WHAT IS REQUIRED:
All of the records listed below should be retyped exactly.

Stored records:
** START **

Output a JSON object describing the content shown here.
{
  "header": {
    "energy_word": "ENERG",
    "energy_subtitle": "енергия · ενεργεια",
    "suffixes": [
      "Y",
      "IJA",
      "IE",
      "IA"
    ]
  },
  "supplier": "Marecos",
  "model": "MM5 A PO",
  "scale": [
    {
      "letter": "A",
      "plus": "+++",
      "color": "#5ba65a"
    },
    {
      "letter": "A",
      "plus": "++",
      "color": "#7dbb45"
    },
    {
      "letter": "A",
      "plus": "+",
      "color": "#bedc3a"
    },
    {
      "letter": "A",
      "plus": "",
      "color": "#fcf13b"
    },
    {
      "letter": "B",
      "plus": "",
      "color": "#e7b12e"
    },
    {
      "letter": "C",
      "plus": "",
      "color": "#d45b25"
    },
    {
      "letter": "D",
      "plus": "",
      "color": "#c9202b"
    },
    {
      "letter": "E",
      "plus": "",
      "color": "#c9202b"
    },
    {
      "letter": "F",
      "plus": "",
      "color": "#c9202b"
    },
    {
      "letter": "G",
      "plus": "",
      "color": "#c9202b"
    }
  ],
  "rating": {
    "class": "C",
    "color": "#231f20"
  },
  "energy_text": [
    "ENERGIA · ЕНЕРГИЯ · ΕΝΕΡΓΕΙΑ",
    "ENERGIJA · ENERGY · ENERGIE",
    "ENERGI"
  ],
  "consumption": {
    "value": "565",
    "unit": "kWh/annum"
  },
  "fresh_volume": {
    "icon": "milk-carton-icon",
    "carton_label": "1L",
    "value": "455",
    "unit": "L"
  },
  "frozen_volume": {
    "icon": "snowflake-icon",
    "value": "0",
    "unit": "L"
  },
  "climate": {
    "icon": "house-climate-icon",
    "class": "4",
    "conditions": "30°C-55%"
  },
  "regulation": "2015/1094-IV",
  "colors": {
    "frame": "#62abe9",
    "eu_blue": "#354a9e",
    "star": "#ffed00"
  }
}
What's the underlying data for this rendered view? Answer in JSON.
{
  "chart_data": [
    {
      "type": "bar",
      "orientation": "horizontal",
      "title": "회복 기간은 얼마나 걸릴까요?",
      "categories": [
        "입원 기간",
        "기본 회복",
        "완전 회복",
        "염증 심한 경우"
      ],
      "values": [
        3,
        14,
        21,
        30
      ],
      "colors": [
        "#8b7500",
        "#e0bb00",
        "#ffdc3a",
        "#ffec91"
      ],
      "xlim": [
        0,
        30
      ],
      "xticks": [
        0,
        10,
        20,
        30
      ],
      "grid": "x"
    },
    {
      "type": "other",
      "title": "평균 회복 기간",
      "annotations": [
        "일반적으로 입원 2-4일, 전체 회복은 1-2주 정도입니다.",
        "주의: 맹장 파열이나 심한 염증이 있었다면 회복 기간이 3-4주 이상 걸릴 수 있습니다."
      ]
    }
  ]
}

** END **

THE RESPONSE:
Output a JSON object describing the content shown here.
{
  "header": {
    "energy_word": "ENERG",
    "energy_subtitle": "енергия · ενεργεια",
    "suffixes": [
      "Y",
      "IJA",
      "IE",
      "IA"
    ]
  },
  "supplier": "Marecos",
  "model": "MM5 A PO",
  "scale": [
    {
      "letter": "A",
      "plus": "+++",
      "color": "#5ba65a"
    },
    {
      "letter": "A",
      "plus": "++",
      "color": "#7dbb45"
    },
    {
      "letter": "A",
      "plus": "+",
      "color": "#bedc3a"
    },
    {
      "letter": "A",
      "plus": "",
      "color": "#fcf13b"
    },
    {
      "letter": "B",
      "plus": "",
      "color": "#e7b12e"
    },
    {
      "letter": "C",
      "plus": "",
      "color": "#d45b25"
    },
    {
      "letter": "D",
      "plus": "",
      "color": "#c9202b"
    },
    {
      "letter": "E",
      "plus": "",
      "color": "#c9202b"
    },
    {
      "letter": "F",
      "plus": "",
      "color": "#c9202b"
    },
    {
      "letter": "G",
      "plus": "",
      "color": "#c9202b"
    }
  ],
  "rating": {
    "class": "C",
    "color": "#231f20"
  },
  "energy_text": [
    "ENERGIA · ЕНЕРГИЯ · ΕΝΕΡΓΕΙΑ",
    "ENERGIJA · ENERGY · ENERGIE",
    "ENERGI"
  ],
  "consumption": {
    "value": "565",
    "unit": "kWh/annum"
  },
  "fresh_volume": {
    "icon": "milk-carton-icon",
    "carton_label": "1L",
    "value": "455",
    "unit": "L"
  },
  "frozen_volume": {
    "icon": "snowflake-icon",
    "value": "0",
    "unit": "L"
  },
  "climate": {
    "icon": "house-climate-icon",
    "class": "4",
    "conditions": "30°C-55%"
  },
  "regulation": "2015/1094-IV",
  "colors": {
    "frame": "#62abe9",
    "eu_blue": "#354a9e",
    "star": "#ffed00"
  }
}
What's the underlying data for this rendered view? Answer in JSON.
{
  "chart_data": [
    {
      "type": "bar",
      "orientation": "horizontal",
      "title": "회복 기간은 얼마나 걸릴까요?",
      "categories": [
        "입원 기간",
        "기본 회복",
        "완전 회복",
        "염증 심한 경우"
      ],
      "values": [
        3,
        14,
        21,
        30
      ],
      "colors": [
        "#8b7500",
        "#e0bb00",
        "#ffdc3a",
        "#ffec91"
      ],
      "xlim": [
        0,
        30
      ],
      "xticks": [
        0,
        10,
        20,
        30
      ],
      "grid": "x"
    },
    {
      "type": "other",
      "title": "평균 회복 기간",
      "annotations": [
        "일반적으로 입원 2-4일, 전체 회복은 1-2주 정도입니다.",
        "주의: 맹장 파열이나 심한 염증이 있었다면 회복 기간이 3-4주 이상 걸릴 수 있습니다."
      ]
    }
  ]
}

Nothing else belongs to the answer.